Start

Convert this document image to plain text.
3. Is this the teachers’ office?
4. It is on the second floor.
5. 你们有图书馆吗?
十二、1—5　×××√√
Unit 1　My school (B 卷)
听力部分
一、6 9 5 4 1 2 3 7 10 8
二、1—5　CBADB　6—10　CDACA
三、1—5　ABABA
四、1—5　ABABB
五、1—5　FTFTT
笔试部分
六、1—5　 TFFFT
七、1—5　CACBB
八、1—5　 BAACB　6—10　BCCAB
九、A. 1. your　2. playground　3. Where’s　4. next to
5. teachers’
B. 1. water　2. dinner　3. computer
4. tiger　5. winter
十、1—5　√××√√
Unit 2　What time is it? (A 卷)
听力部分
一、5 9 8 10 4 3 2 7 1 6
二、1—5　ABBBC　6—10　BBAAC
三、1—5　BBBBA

End

= Prompt =
Print every entry exactly as written.

= Written reply =
Convert this document image to plain text.
3. Is this the teachers’ office?
4. It is on the second floor.
5. 你们有图书馆吗?
十二、1—5　×××√√
Unit 1　My school (B 卷)
听力部分
一、6 9 5 4 1 2 3 7 10 8
二、1—5　CBADB　6—10　CDACA
三、1—5　ABABA
四、1—5　ABABB
五、1—5　FTFTT
笔试部分
六、1—5　 TFFFT
七、1—5　CACBB
八、1—5　 BAACB　6—10　BCCAB
九、A. 1. your　2. playground　3. Where’s　4. next to
5. teachers’
B. 1. water　2. dinner　3. computer
4. tiger　5. winter
十、1—5　√××√√
Unit 2　What time is it? (A 卷)
听力部分
一、5 9 8 10 4 3 2 7 1 6
二、1—5　ABBBC　6—10　BBAAC
三、1—5　BBBBA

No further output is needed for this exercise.